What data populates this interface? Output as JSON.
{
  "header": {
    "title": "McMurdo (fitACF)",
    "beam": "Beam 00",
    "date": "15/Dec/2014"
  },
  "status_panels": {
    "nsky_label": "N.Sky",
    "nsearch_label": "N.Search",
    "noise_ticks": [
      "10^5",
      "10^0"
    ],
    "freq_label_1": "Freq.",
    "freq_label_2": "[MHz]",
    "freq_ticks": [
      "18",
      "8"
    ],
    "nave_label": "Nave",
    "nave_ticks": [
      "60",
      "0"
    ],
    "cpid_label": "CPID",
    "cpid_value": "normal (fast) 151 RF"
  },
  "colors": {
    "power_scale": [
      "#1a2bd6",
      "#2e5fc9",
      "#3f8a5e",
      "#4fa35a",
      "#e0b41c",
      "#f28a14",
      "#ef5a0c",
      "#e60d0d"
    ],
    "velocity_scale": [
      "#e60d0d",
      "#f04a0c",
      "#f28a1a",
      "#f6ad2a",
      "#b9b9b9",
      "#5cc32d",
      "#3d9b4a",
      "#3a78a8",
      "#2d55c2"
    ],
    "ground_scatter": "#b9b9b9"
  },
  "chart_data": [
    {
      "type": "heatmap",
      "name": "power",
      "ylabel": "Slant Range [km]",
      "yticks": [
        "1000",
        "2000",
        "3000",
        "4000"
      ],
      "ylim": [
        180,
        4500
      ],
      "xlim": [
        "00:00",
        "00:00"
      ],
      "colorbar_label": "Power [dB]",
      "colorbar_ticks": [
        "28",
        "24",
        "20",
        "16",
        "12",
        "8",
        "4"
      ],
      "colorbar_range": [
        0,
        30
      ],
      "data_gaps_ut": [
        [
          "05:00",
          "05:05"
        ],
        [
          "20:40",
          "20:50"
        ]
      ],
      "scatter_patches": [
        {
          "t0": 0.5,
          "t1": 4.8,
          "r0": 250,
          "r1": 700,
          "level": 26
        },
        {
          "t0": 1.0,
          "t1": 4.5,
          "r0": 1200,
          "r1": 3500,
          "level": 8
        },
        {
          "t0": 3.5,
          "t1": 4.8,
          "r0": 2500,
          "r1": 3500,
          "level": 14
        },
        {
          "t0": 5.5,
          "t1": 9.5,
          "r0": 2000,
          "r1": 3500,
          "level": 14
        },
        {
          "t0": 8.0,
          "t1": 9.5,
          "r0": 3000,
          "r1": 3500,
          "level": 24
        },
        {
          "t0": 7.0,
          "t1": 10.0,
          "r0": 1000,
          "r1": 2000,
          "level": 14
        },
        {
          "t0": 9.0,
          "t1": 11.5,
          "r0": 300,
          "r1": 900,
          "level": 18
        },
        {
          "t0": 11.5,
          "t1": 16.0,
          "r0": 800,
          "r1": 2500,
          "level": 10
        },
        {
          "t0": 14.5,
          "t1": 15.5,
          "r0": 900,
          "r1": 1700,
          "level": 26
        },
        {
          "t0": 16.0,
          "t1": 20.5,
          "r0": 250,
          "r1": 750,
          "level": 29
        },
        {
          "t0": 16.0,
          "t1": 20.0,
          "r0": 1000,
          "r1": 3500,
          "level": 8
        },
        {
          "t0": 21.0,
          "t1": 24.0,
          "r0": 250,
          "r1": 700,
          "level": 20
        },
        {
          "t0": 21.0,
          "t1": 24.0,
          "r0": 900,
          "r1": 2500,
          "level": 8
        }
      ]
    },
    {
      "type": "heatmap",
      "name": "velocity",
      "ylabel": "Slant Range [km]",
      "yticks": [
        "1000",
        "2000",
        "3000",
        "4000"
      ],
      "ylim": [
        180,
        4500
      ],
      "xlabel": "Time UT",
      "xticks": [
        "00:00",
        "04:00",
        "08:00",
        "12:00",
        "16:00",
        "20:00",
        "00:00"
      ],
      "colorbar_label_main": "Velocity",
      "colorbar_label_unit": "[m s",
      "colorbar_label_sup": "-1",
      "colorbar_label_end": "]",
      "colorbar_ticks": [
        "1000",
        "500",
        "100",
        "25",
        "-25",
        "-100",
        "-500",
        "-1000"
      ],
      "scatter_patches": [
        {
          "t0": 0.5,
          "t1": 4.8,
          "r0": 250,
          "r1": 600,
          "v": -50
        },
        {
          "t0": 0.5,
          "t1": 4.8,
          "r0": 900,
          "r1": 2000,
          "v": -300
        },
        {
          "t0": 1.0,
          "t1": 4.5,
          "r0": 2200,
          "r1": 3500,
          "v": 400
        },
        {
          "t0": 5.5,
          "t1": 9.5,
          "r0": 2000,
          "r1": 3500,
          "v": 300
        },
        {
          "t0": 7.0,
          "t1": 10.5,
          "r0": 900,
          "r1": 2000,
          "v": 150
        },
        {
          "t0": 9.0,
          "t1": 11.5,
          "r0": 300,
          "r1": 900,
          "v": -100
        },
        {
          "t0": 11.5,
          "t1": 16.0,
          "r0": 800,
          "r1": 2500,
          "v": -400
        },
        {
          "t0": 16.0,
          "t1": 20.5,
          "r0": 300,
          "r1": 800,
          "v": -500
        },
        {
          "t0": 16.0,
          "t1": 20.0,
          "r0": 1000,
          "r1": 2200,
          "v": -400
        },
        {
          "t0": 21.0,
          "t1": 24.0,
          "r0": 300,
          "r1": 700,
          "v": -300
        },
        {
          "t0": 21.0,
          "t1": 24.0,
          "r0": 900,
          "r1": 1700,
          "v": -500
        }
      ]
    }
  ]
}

════

* _REQUIRED WORK_
Every line of the material must be returned exactly as it appears.

* _EXERCISE SOLUTION_
What data populates this interface? Output as JSON.
{
  "header": {
    "title": "McMurdo (fitACF)",
    "beam": "Beam 00",
    "date": "15/Dec/2014"
  },
  "status_panels": {
    "nsky_label": "N.Sky",
    "nsearch_label": "N.Search",
    "noise_ticks": [
      "10^5",
      "10^0"
    ],
    "freq_label_1": "Freq.",
    "freq_label_2": "[MHz]",
    "freq_ticks": [
      "18",
      "8"
    ],
    "nave_label": "Nave",
    "nave_ticks": [
      "60",
      "0"
    ],
    "cpid_label": "CPID",
    "cpid_value": "normal (fast) 151 RF"
  },
  "colors": {
    "power_scale": [
      "#1a2bd6",
      "#2e5fc9",
      "#3f8a5e",
      "#4fa35a",
      "#e0b41c",
      "#f28a14",
      "#ef5a0c",
      "#e60d0d"
    ],
    "velocity_scale": [
      "#e60d0d",
      "#f04a0c",
      "#f28a1a",
      "#f6ad2a",
      "#b9b9b9",
      "#5cc32d",
      "#3d9b4a",
      "#3a78a8",
      "#2d55c2"
    ],
    "ground_scatter": "#b9b9b9"
  },
  "chart_data": [
    {
      "type": "heatmap",
      "name": "power",
      "ylabel": "Slant Range [km]",
      "yticks": [
        "1000",
        "2000",
        "3000",
        "4000"
      ],
      "ylim": [
        180,
        4500
      ],
      "xlim": [
        "00:00",
        "00:00"
      ],
      "colorbar_label": "Power [dB]",
      "colorbar_ticks": [
        "28",
        "24",
        "20",
        "16",
        "12",
        "8",
        "4"
      ],
      "colorbar_range": [
        0,
        30
      ],
      "data_gaps_ut": [
        [
          "05:00",
          "05:05"
        ],
        [
          "20:40",
          "20:50"
        ]
      ],
      "scatter_patches": [
        {
          "t0": 0.5,
          "t1": 4.8,
          "r0": 250,
          "r1": 700,
          "level": 26
        },
        {
          "t0": 1.0,
          "t1": 4.5,
          "r0": 1200,
          "r1": 3500,
          "level": 8
        },
        {
          "t0": 3.5,
          "t1": 4.8,
          "r0": 2500,
          "r1": 3500,
          "level": 14
        },
        {
          "t0": 5.5,
          "t1": 9.5,
          "r0": 2000,
          "r1": 3500,
          "level": 14
        },
        {
          "t0": 8.0,
          "t1": 9.5,
          "r0": 3000,
          "r1": 3500,
          "level": 24
        },
        {
          "t0": 7.0,
          "t1": 10.0,
          "r0": 1000,
          "r1": 2000,
          "level": 14
        },
        {
          "t0": 9.0,
          "t1": 11.5,
          "r0": 300,
          "r1": 900,
          "level": 18
        },
        {
          "t0": 11.5,
          "t1": 16.0,
          "r0": 800,
          "r1": 2500,
          "level": 10
        },
        {
          "t0": 14.5,
          "t1": 15.5,
          "r0": 900,
          "r1": 1700,
          "level": 26
        },
        {
          "t0": 16.0,
          "t1": 20.5,
          "r0": 250,
          "r1": 750,
          "level": 29
        },
        {
          "t0": 16.0,
          "t1": 20.0,
          "r0": 1000,
          "r1": 3500,
          "level": 8
        },
        {
          "t0": 21.0,
          "t1": 24.0,
          "r0": 250,
          "r1": 700,
          "level": 20
        },
        {
          "t0": 21.0,
          "t1": 24.0,
          "r0": 900,
          "r1": 2500,
          "level": 8
        }
      ]
    },
    {
      "type": "heatmap",
      "name": "velocity",
      "ylabel": "Slant Range [km]",
      "yticks": [
        "1000",
        "2000",
        "3000",
        "4000"
      ],
      "ylim": [
        180,
        4500
      ],
      "xlabel": "Time UT",
      "xticks": [
        "00:00",
        "04:00",
        "08:00",
        "12:00",
        "16:00",
        "20:00",
        "00:00"
      ],
      "colorbar_label_main": "Velocity",
      "colorbar_label_unit": "[m s",
      "colorbar_label_sup": "-1",
      "colorbar_label_end": "]",
      "colorbar_ticks": [
        "1000",
        "500",
        "100",
        "25",
        "-25",
        "-100",
        "-500",
        "-1000"
      ],
      "scatter_patches": [
        {
          "t0": 0.5,
          "t1": 4.8,
          "r0": 250,
          "r1": 600,
          "v": -50
        },
        {
          "t0": 0.5,
          "t1": 4.8,
          "r0": 900,
          "r1": 2000,
          "v": -300
        },
        {
          "t0": 1.0,
          "t1": 4.5,
          "r0": 2200,
          "r1": 3500,
          "v": 400
        },
        {
          "t0": 5.5,
          "t1": 9.5,
          "r0": 2000,
          "r1": 3500,
          "v": 300
        },
        {
          "t0": 7.0,
          "t1": 10.5,
          "r0": 900,
          "r1": 2000,
          "v": 150
        },
        {
          "t0": 9.0,
          "t1": 11.5,
          "r0": 300,
          "r1": 900,
          "v": -100
        },
        {
          "t0": 11.5,
          "t1": 16.0,
          "r0": 800,
          "r1": 2500,
          "v": -400
        },
        {
          "t0": 16.0,
          "t1": 20.5,
          "r0": 300,
          "r1": 800,
          "v": -500
        },
        {
          "t0": 16.0,
          "t1": 20.0,
          "r0": 1000,
          "r1": 2200,
          "v": -400
        },
        {
          "t0": 21.0,
          "t1": 24.0,
          "r0": 300,
          "r1": 700,
          "v": -300
        },
        {
          "t0": 21.0,
          "t1": 24.0,
          "r0": 900,
          "r1": 1700,
          "v": -500
        }
      ]
    }
  ]
}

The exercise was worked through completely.